> **EXERCISE INPUTS**
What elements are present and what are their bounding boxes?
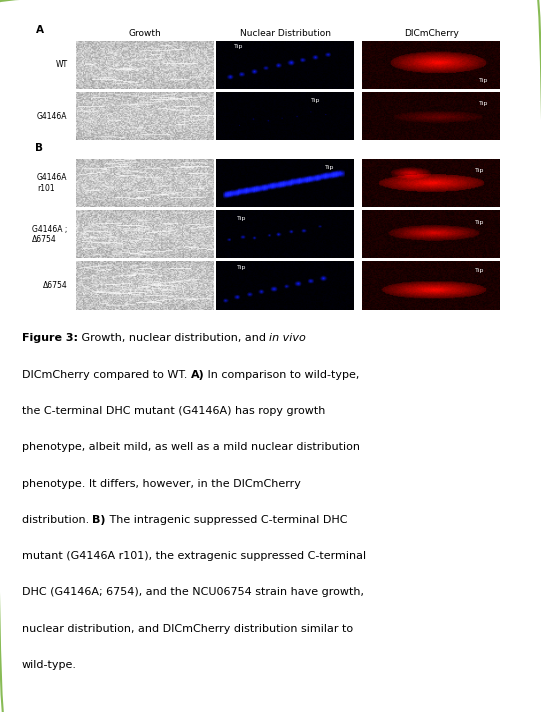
Text: Figure 3:: Figure 3: [22,333,78,343]
Text: In comparison to wild-type,: In comparison to wild-type, [204,370,360,379]
Text: distribution.: distribution. [22,515,93,525]
Text: B): B) [93,515,106,525]
Text: nuclear distribution, and DICmCherry distribution similar to: nuclear distribution, and DICmCherry dis… [22,624,353,634]
Text: WT: WT [56,61,68,69]
Text: phenotype, albeit mild, as well as a mild nuclear distribution: phenotype, albeit mild, as well as a mil… [22,442,360,452]
Text: Tip: Tip [311,98,320,103]
Text: DHC (G4146A; 6754), and the NCU06754 strain have growth,: DHC (G4146A; 6754), and the NCU06754 str… [22,587,364,597]
Text: G4146A ;
Δ6754: G4146A ; Δ6754 [32,224,68,244]
Text: in vivo: in vivo [269,333,306,343]
Text: Tip: Tip [236,265,246,270]
Text: Δ6754: Δ6754 [43,281,68,290]
Text: Tip: Tip [325,165,334,170]
Text: Tip: Tip [236,216,246,221]
Text: Tip: Tip [234,44,243,49]
Text: A: A [36,24,43,35]
Text: The intragenic suppressed C-terminal DHC: The intragenic suppressed C-terminal DHC [106,515,347,525]
Text: mutant (G4146A r101), the extragenic suppressed C-terminal: mutant (G4146A r101), the extragenic sup… [22,551,366,561]
Text: phenotype. It differs, however, in the DICmCherry: phenotype. It differs, however, in the D… [22,478,300,488]
Text: Tip: Tip [475,219,484,225]
Text: Tip: Tip [479,101,489,107]
Text: Growth, nuclear distribution, and: Growth, nuclear distribution, and [78,333,269,343]
Text: DICmCherry compared to WT.: DICmCherry compared to WT. [22,370,190,379]
Text: the C-terminal DHC mutant (G4146A) has ropy growth: the C-terminal DHC mutant (G4146A) has r… [22,406,325,416]
Text: wild-type.: wild-type. [22,660,77,670]
Text: Tip: Tip [479,78,489,83]
Text: Nuclear Distribution: Nuclear Distribution [240,29,331,38]
Text: Tip: Tip [475,168,484,174]
Text: B: B [36,142,43,153]
Text: A): A) [190,370,204,379]
Text: G4146A
r101: G4146A r101 [37,173,68,193]
Text: Tip: Tip [475,268,484,273]
Text: DICmCherry: DICmCherry [404,29,459,38]
Text: Growth: Growth [128,29,161,38]
Text: G4146A: G4146A [37,112,68,120]
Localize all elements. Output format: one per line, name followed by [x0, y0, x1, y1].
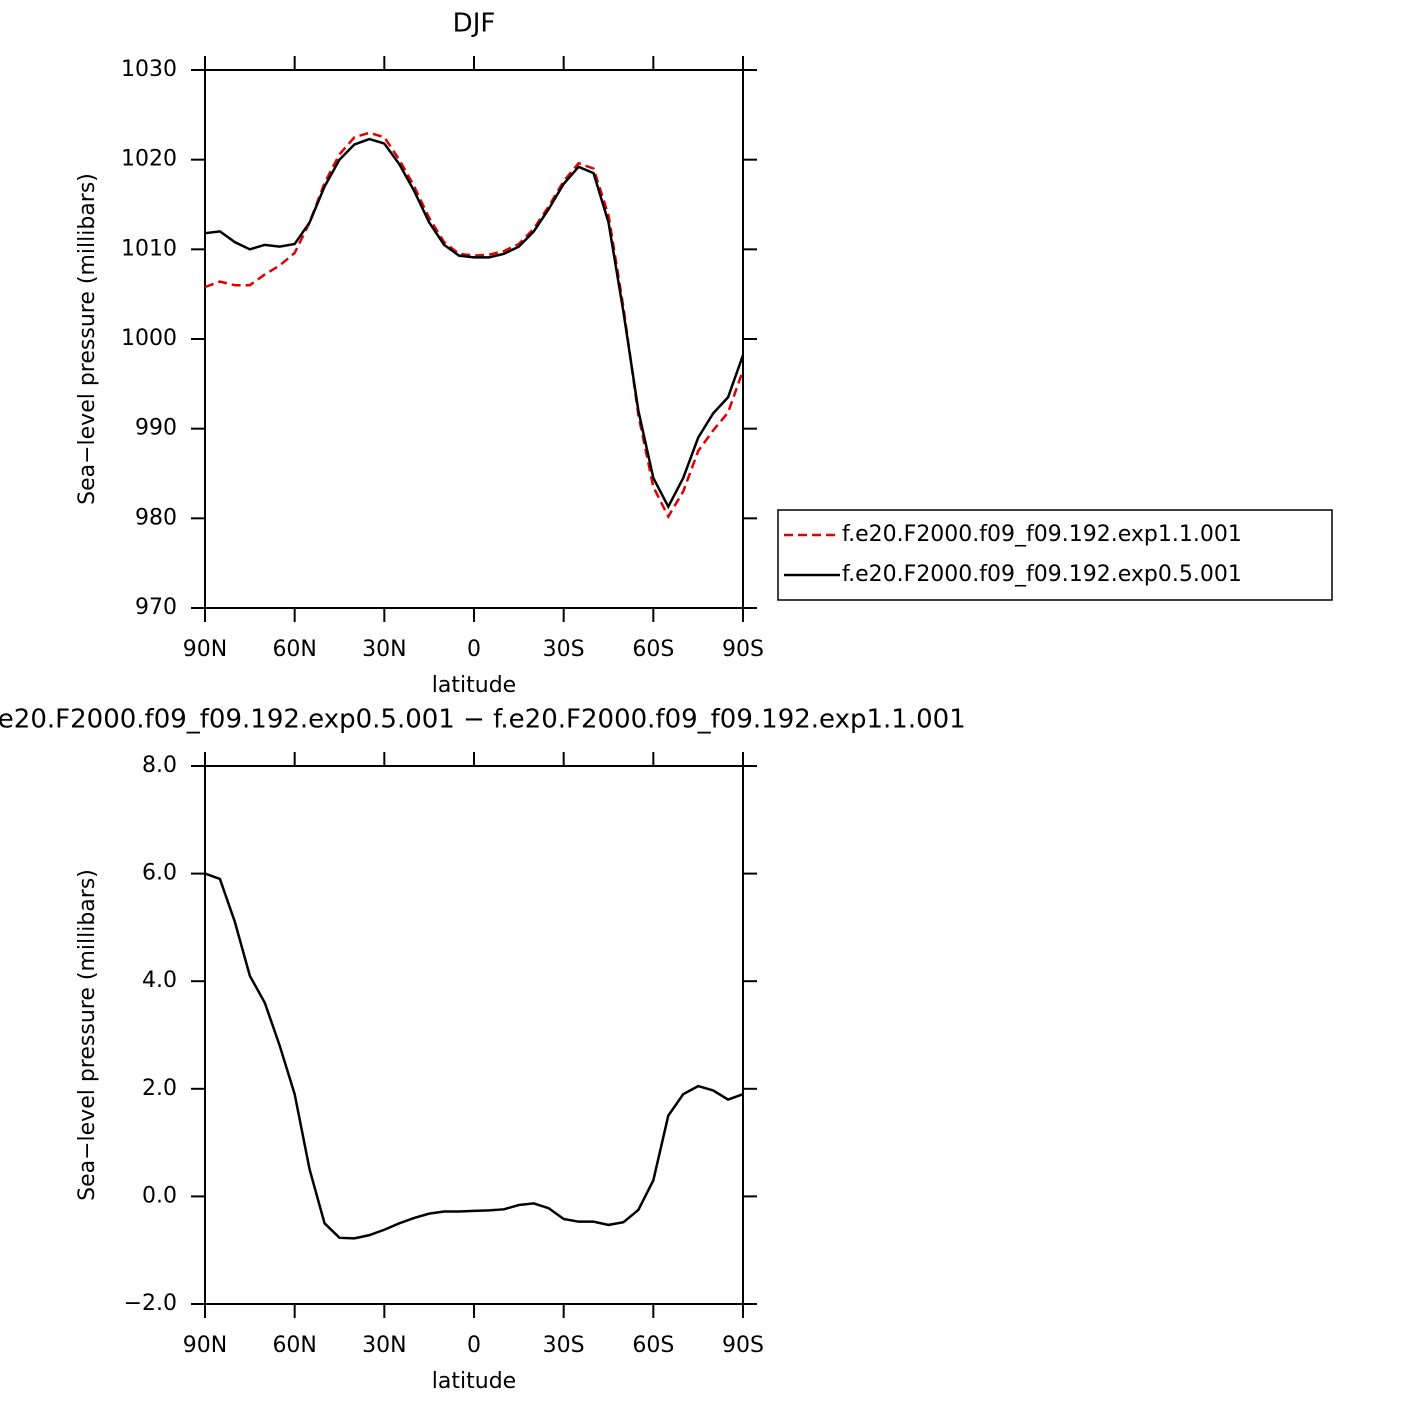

> **INSTRUCTIONS TO FOLLOW**
Copy word for word the lines of the material that begin at the line containing "Text: Figure 3:: Figure 3: [22,333,78,343]" and end after the line containing "Δ6754: G4146A ; Δ6754 [32,224,68,244]", including both.

> **EXERCISE SOLUTION**
Text: Figure 3:: Figure 3: [22,333,78,343]
Text: In comparison to wild-type,: In comparison to wild-type, [204,370,360,379]
Text: distribution.: distribution. [22,515,93,525]
Text: B): B) [93,515,106,525]
Text: nuclear distribution, and DICmCherry distribution similar to: nuclear distribution, and DICmCherry dis… [22,624,353,634]
Text: WT: WT [56,61,68,69]
Text: phenotype, albeit mild, as well as a mild nuclear distribution: phenotype, albeit mild, as well as a mil… [22,442,360,452]
Text: Tip: Tip [311,98,320,103]
Text: DHC (G4146A; 6754), and the NCU06754 strain have growth,: DHC (G4146A; 6754), and the NCU06754 str… [22,587,364,597]
Text: G4146A ;
Δ6754: G4146A ; Δ6754 [32,224,68,244]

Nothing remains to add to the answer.